# What you need to do
Without the pictures, repeat the listing character for character.

Extracted records start

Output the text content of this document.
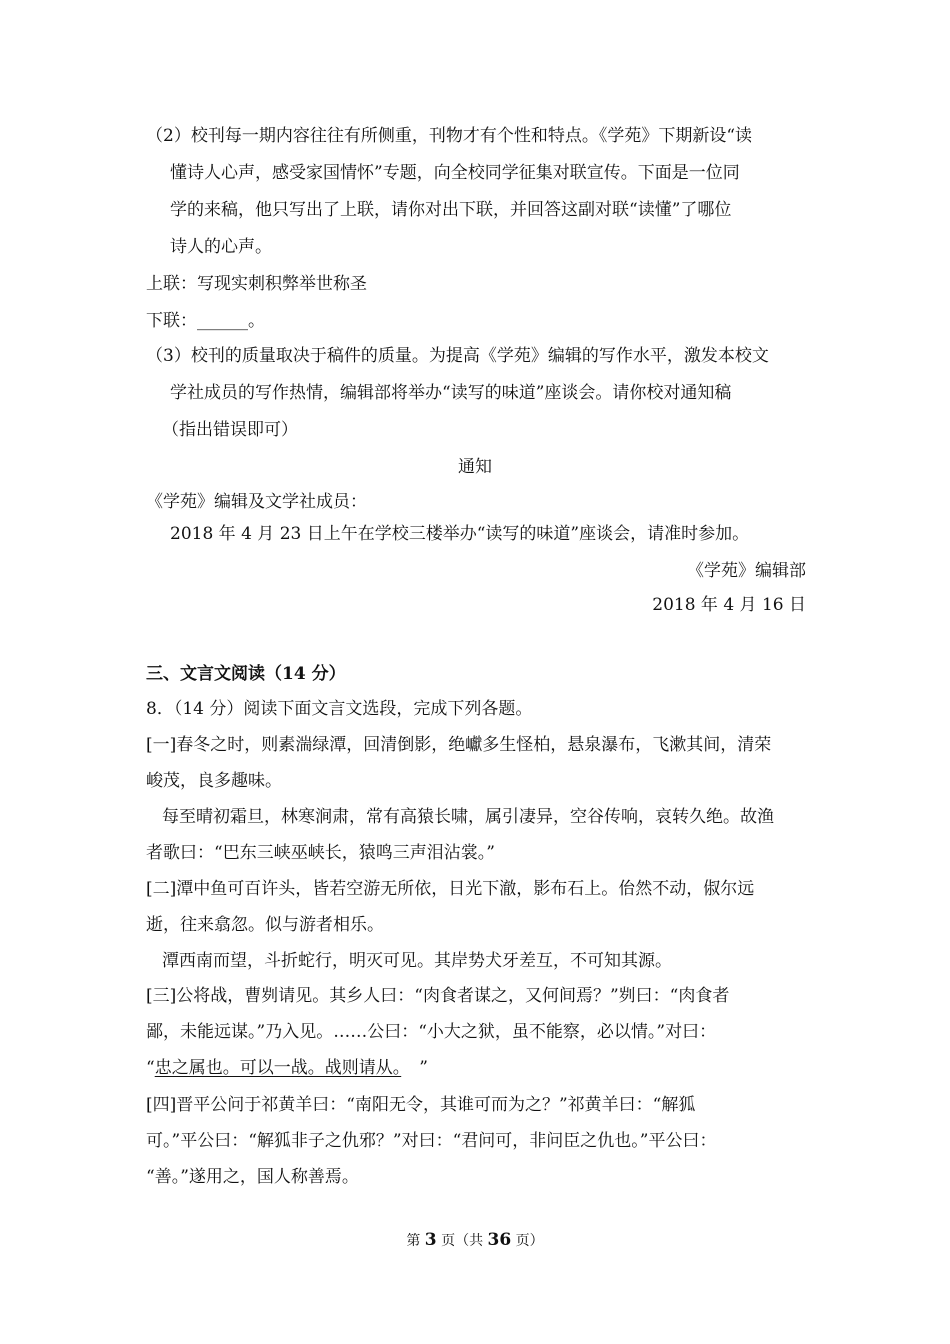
（2）校刊每一期内容往往有所侧重，刊物才有个性和特点。《学苑》下期新设“读
懂诗人心声，感受家国情怀”专题，向全校同学征集对联宣传。下面是一位同
学的来稿，他只写出了上联，请你对出下联，并回答这副对联“读懂”了哪位
诗人的心声。
上联：写现实刺积弊举世称圣
下联：______。
（3）校刊的质量取决于稿件的质量。为提高《学苑》编辑的写作水平，激发本校文
学社成员的写作热情，编辑部将举办“读写的味道”座谈会。请你校对通知稿
（指出错误即可）
通知
《学苑》编辑及文学社成员：
2018 年 4 月 23 日上午在学校三楼举办“读写的味道”座谈会，请准时参加。
《学苑》编辑部
2018 年 4 月 16 日
三、文言文阅读（14 分）
8．（14 分）阅读下面文言文选段，完成下列各题。
[一]春冬之时，则素湍绿潭，回清倒影，绝巘多生怪柏，悬泉瀑布，飞漱其间，清荣
峻茂，良多趣味。
每至晴初霜旦，林寒涧肃，常有高猿长啸，属引凄异，空谷传响，哀转久绝。故渔
者歌曰：“巴东三峡巫峡长，猿鸣三声泪沾裳。”
[二]潭中鱼可百许头，皆若空游无所依，日光下澈，影布石上。佁然不动，俶尔远
逝，往来翕忽。似与游者相乐。
潭西南而望，斗折蛇行，明灭可见。其岸势犬牙差互，不可知其源。
[三]公将战，曹刿请见。其乡人曰：“肉食者谋之，又何间焉？”刿曰：“肉食者
鄙，未能远谋。”乃入见。……公曰：“小大之狱，虽不能察，必以情。”对曰：
“忠之属也。可以一战。战则请从。 ”
[四]晋平公问于祁黄羊曰：“南阳无令，其谁可而为之？”祁黄羊曰：“解狐
可。”平公曰：“解狐非子之仇邪？”对曰：“君问可，非问臣之仇也。”平公曰：
“善。”遂用之，国人称善焉。
第 3 页（共 36 页）
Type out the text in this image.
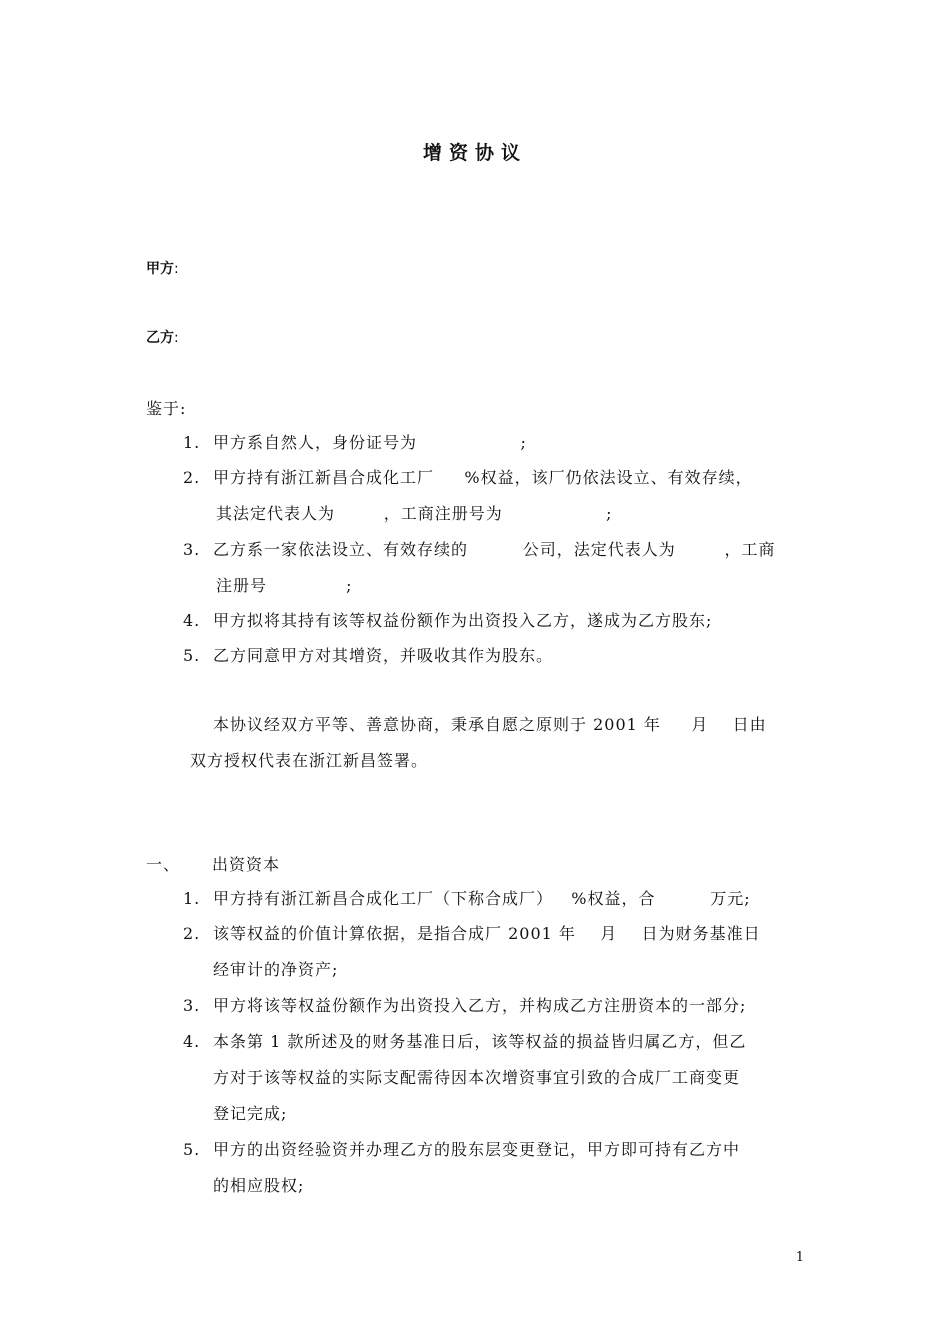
增资协议
甲方:
乙方:
鉴于:
1. 甲方系自然人，身份证号为                 ;
2. 甲方持有浙江新昌合成化工厂     %权益，该厂仍依法设立、有效存续，
其法定代表人为        ，工商注册号为                 ;
3. 乙方系一家依法设立、有效存续的         公司，法定代表人为        ，工商
注册号             ;
4. 甲方拟将其持有该等权益份额作为出资投入乙方，遂成为乙方股东;
5. 乙方同意甲方对其增资，并吸收其作为股东。
本协议经双方平等、善意协商，秉承自愿之原则于 2001 年     月    日由
双方授权代表在浙江新昌签署。
一、 出资资本
1. 甲方持有浙江新昌合成化工厂（下称合成厂）   %权益，合         万元;
2. 该等权益的价值计算依据，是指合成厂 2001 年    月    日为财务基准日
经审计的净资产;
3. 甲方将该等权益份额作为出资投入乙方，并构成乙方注册资本的一部分;
4. 本条第 1 款所述及的财务基准日后，该等权益的损益皆归属乙方，但乙
方对于该等权益的实际支配需待因本次增资事宜引致的合成厂工商变更
登记完成;
5. 甲方的出资经验资并办理乙方的股东层变更登记，甲方即可持有乙方中
的相应股权;
1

Extracted records end

# Answer below
Output the text content of this document.
（2）校刊每一期内容往往有所侧重，刊物才有个性和特点。《学苑》下期新设“读
懂诗人心声，感受家国情怀”专题，向全校同学征集对联宣传。下面是一位同
学的来稿，他只写出了上联，请你对出下联，并回答这副对联“读懂”了哪位
诗人的心声。
上联：写现实刺积弊举世称圣
下联：______。
（3）校刊的质量取决于稿件的质量。为提高《学苑》编辑的写作水平，激发本校文
学社成员的写作热情，编辑部将举办“读写的味道”座谈会。请你校对通知稿
（指出错误即可）
通知
《学苑》编辑及文学社成员：
2018 年 4 月 23 日上午在学校三楼举办“读写的味道”座谈会，请准时参加。
《学苑》编辑部
2018 年 4 月 16 日
三、文言文阅读（14 分）
8．（14 分）阅读下面文言文选段，完成下列各题。
[一]春冬之时，则素湍绿潭，回清倒影，绝巘多生怪柏，悬泉瀑布，飞漱其间，清荣
峻茂，良多趣味。
每至晴初霜旦，林寒涧肃，常有高猿长啸，属引凄异，空谷传响，哀转久绝。故渔
者歌曰：“巴东三峡巫峡长，猿鸣三声泪沾裳。”
[二]潭中鱼可百许头，皆若空游无所依，日光下澈，影布石上。佁然不动，俶尔远
逝，往来翕忽。似与游者相乐。
潭西南而望，斗折蛇行，明灭可见。其岸势犬牙差互，不可知其源。
[三]公将战，曹刿请见。其乡人曰：“肉食者谋之，又何间焉？”刿曰：“肉食者
鄙，未能远谋。”乃入见。……公曰：“小大之狱，虽不能察，必以情。”对曰：
“忠之属也。可以一战。战则请从。 ”
[四]晋平公问于祁黄羊曰：“南阳无令，其谁可而为之？”祁黄羊曰：“解狐
可。”平公曰：“解狐非子之仇邪？”对曰：“君问可，非问臣之仇也。”平公曰：
“善。”遂用之，国人称善焉。
第 3 页（共 36 页）
Type out the text in this image.
增资协议
甲方:
乙方:
鉴于:
1. 甲方系自然人，身份证号为                 ;
2. 甲方持有浙江新昌合成化工厂     %权益，该厂仍依法设立、有效存续，
其法定代表人为        ，工商注册号为                 ;
3. 乙方系一家依法设立、有效存续的         公司，法定代表人为        ，工商
注册号             ;
4. 甲方拟将其持有该等权益份额作为出资投入乙方，遂成为乙方股东;
5. 乙方同意甲方对其增资，并吸收其作为股东。
本协议经双方平等、善意协商，秉承自愿之原则于 2001 年     月    日由
双方授权代表在浙江新昌签署。
一、 出资资本
1. 甲方持有浙江新昌合成化工厂（下称合成厂）   %权益，合         万元;
2. 该等权益的价值计算依据，是指合成厂 2001 年    月    日为财务基准日
经审计的净资产;
3. 甲方将该等权益份额作为出资投入乙方，并构成乙方注册资本的一部分;
4. 本条第 1 款所述及的财务基准日后，该等权益的损益皆归属乙方，但乙
方对于该等权益的实际支配需待因本次增资事宜引致的合成厂工商变更
登记完成;
5. 甲方的出资经验资并办理乙方的股东层变更登记，甲方即可持有乙方中
的相应股权;
1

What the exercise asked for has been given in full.